REQUEST | Below are some records; give them all again exactly, but not the pictures.

Excerpts from a figure dataset |
## BEGIN

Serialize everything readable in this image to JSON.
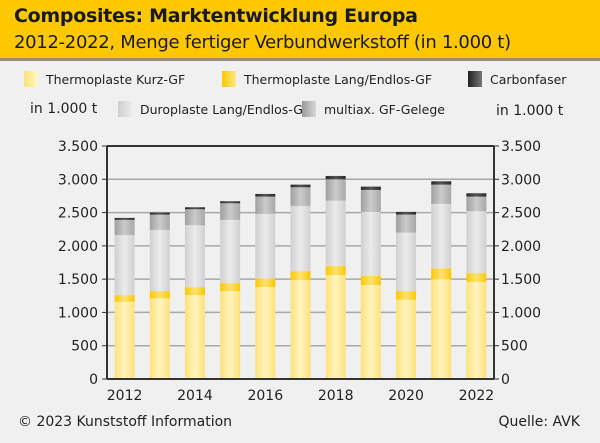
{
  "header": {
    "title": "Composites: Marktentwicklung Europa",
    "subtitle": "2012-2022, Menge fertiger Verbundwerkstoff (in 1.000 t)"
  },
  "units": {
    "left": "in 1.000 t",
    "right": "in 1.000 t"
  },
  "footer": {
    "copyright": "© 2023 Kunststoff Information",
    "source": "Quelle: AVK"
  },
  "colors": {
    "header_bg": "#fdc800",
    "kurz": "#fde98a",
    "lang": "#fdd230",
    "duro": "#dcdcdc",
    "multiax": "#b4b4b4",
    "carbon": "#3a3a3a",
    "grid": "#a8a8a8",
    "axis": "#333333"
  },
  "chart_data": {
    "type": "bar",
    "stacked": true,
    "title": "Composites: Marktentwicklung Europa",
    "subtitle": "2012-2022, Menge fertiger Verbundwerkstoff (in 1.000 t)",
    "xlabel": "",
    "ylabel": "in 1.000 t",
    "ylabel_right": "in 1.000 t",
    "ylim": [
      0,
      3500
    ],
    "yticks": [
      0,
      500,
      1000,
      1500,
      2000,
      2500,
      3000,
      3500
    ],
    "ytick_labels": [
      "0",
      "500",
      "1.000",
      "1.500",
      "2.000",
      "2.500",
      "3.000",
      "3.500"
    ],
    "categories": [
      "2012",
      "2013",
      "2014",
      "2015",
      "2016",
      "2017",
      "2018",
      "2019",
      "2020",
      "2021",
      "2022"
    ],
    "xtick_labels": [
      "2012",
      "2014",
      "2016",
      "2018",
      "2020",
      "2022"
    ],
    "grid": true,
    "legend_position": "top",
    "series": [
      {
        "name": "Thermoplaste Kurz-GF",
        "key": "kurz",
        "values": [
          1160,
          1210,
          1260,
          1320,
          1380,
          1490,
          1560,
          1410,
          1190,
          1500,
          1460
        ]
      },
      {
        "name": "Thermoplaste Lang/Endlos-GF",
        "key": "lang",
        "values": [
          100,
          110,
          120,
          120,
          130,
          130,
          140,
          140,
          130,
          160,
          130
        ]
      },
      {
        "name": "Duroplaste Lang/Endlos-GF",
        "key": "duro",
        "values": [
          900,
          920,
          930,
          950,
          970,
          980,
          980,
          960,
          880,
          970,
          930
        ]
      },
      {
        "name": "multiax. GF-Gelege",
        "key": "multiax",
        "values": [
          230,
          230,
          240,
          250,
          260,
          280,
          320,
          330,
          270,
          290,
          220
        ]
      },
      {
        "name": "Carbonfaser",
        "key": "carbon",
        "values": [
          30,
          30,
          30,
          30,
          40,
          40,
          50,
          50,
          40,
          50,
          50
        ]
      }
    ],
    "totals": [
      2420,
      2500,
      2580,
      2670,
      2780,
      2920,
      3050,
      2890,
      2510,
      2970,
      2790
    ]
  }
}
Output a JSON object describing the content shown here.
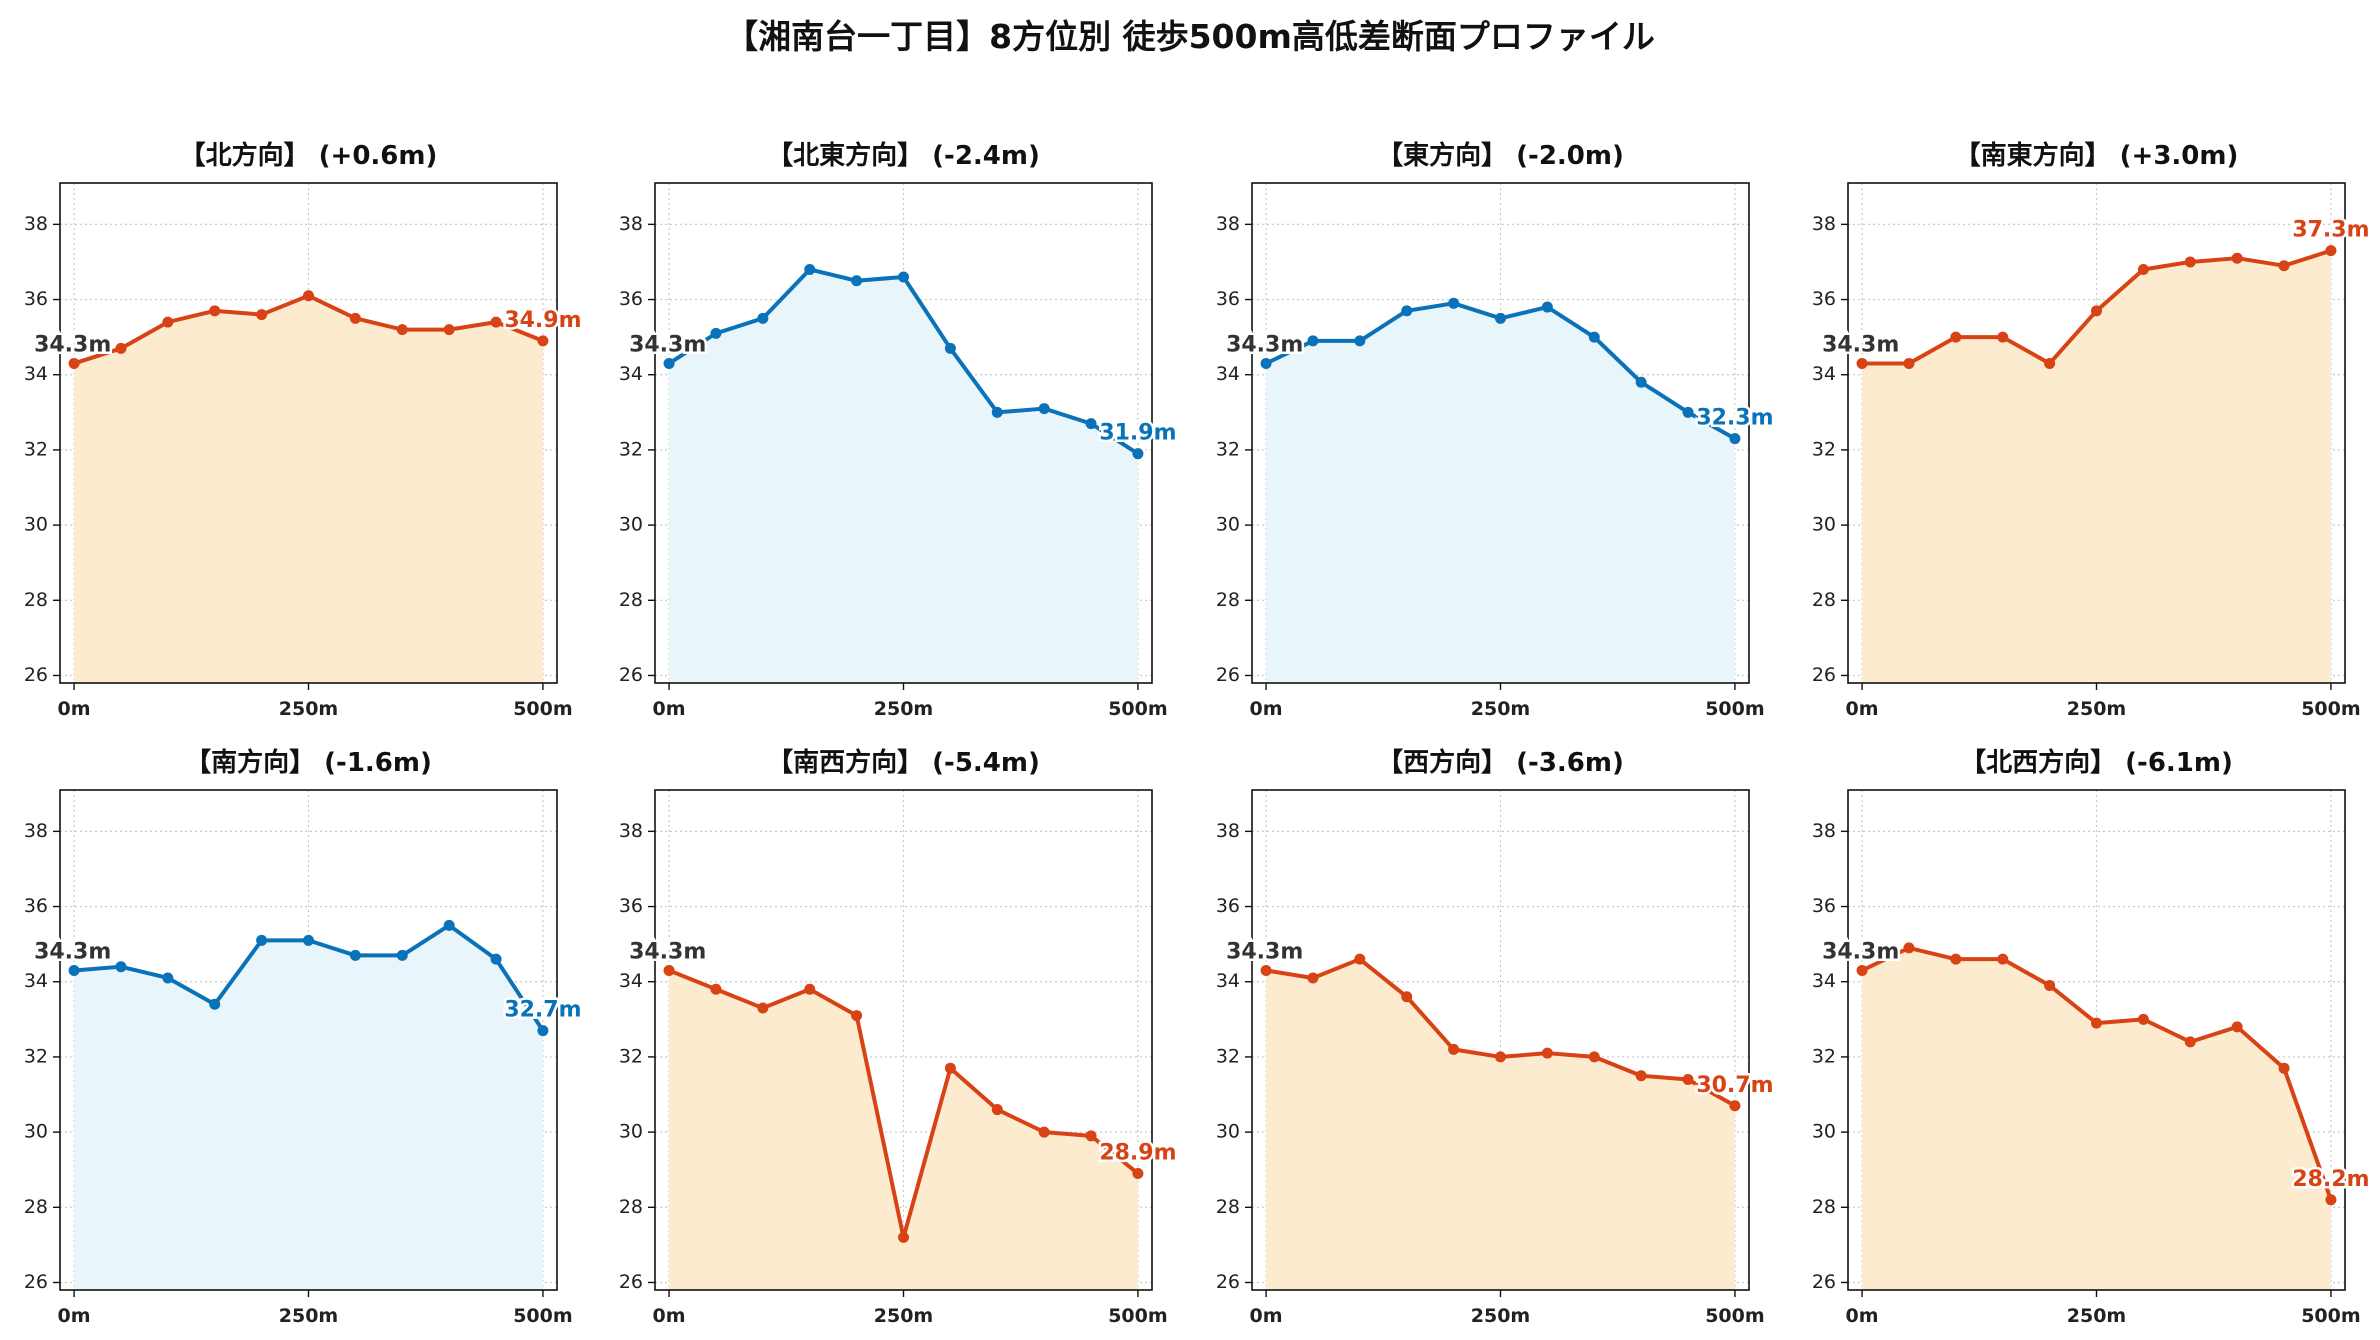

## END

WORKED ANSWER |
Serialize everything readable in this image to JSON.
{
  "header": {
    "title": "Composites: Marktentwicklung Europa",
    "subtitle": "2012-2022, Menge fertiger Verbundwerkstoff (in 1.000 t)"
  },
  "units": {
    "left": "in 1.000 t",
    "right": "in 1.000 t"
  },
  "footer": {
    "copyright": "© 2023 Kunststoff Information",
    "source": "Quelle: AVK"
  },
  "colors": {
    "header_bg": "#fdc800",
    "kurz": "#fde98a",
    "lang": "#fdd230",
    "duro": "#dcdcdc",
    "multiax": "#b4b4b4",
    "carbon": "#3a3a3a",
    "grid": "#a8a8a8",
    "axis": "#333333"
  },
  "chart_data": {
    "type": "bar",
    "stacked": true,
    "title": "Composites: Marktentwicklung Europa",
    "subtitle": "2012-2022, Menge fertiger Verbundwerkstoff (in 1.000 t)",
    "xlabel": "",
    "ylabel": "in 1.000 t",
    "ylabel_right": "in 1.000 t",
    "ylim": [
      0,
      3500
    ],
    "yticks": [
      0,
      500,
      1000,
      1500,
      2000,
      2500,
      3000,
      3500
    ],
    "ytick_labels": [
      "0",
      "500",
      "1.000",
      "1.500",
      "2.000",
      "2.500",
      "3.000",
      "3.500"
    ],
    "categories": [
      "2012",
      "2013",
      "2014",
      "2015",
      "2016",
      "2017",
      "2018",
      "2019",
      "2020",
      "2021",
      "2022"
    ],
    "xtick_labels": [
      "2012",
      "2014",
      "2016",
      "2018",
      "2020",
      "2022"
    ],
    "grid": true,
    "legend_position": "top",
    "series": [
      {
        "name": "Thermoplaste Kurz-GF",
        "key": "kurz",
        "values": [
          1160,
          1210,
          1260,
          1320,
          1380,
          1490,
          1560,
          1410,
          1190,
          1500,
          1460
        ]
      },
      {
        "name": "Thermoplaste Lang/Endlos-GF",
        "key": "lang",
        "values": [
          100,
          110,
          120,
          120,
          130,
          130,
          140,
          140,
          130,
          160,
          130
        ]
      },
      {
        "name": "Duroplaste Lang/Endlos-GF",
        "key": "duro",
        "values": [
          900,
          920,
          930,
          950,
          970,
          980,
          980,
          960,
          880,
          970,
          930
        ]
      },
      {
        "name": "multiax. GF-Gelege",
        "key": "multiax",
        "values": [
          230,
          230,
          240,
          250,
          260,
          280,
          320,
          330,
          270,
          290,
          220
        ]
      },
      {
        "name": "Carbonfaser",
        "key": "carbon",
        "values": [
          30,
          30,
          30,
          30,
          40,
          40,
          50,
          50,
          40,
          50,
          50
        ]
      }
    ],
    "totals": [
      2420,
      2500,
      2580,
      2670,
      2780,
      2920,
      3050,
      2890,
      2510,
      2970,
      2790
    ]
  }
}
Output a JSON object describing the content shown here.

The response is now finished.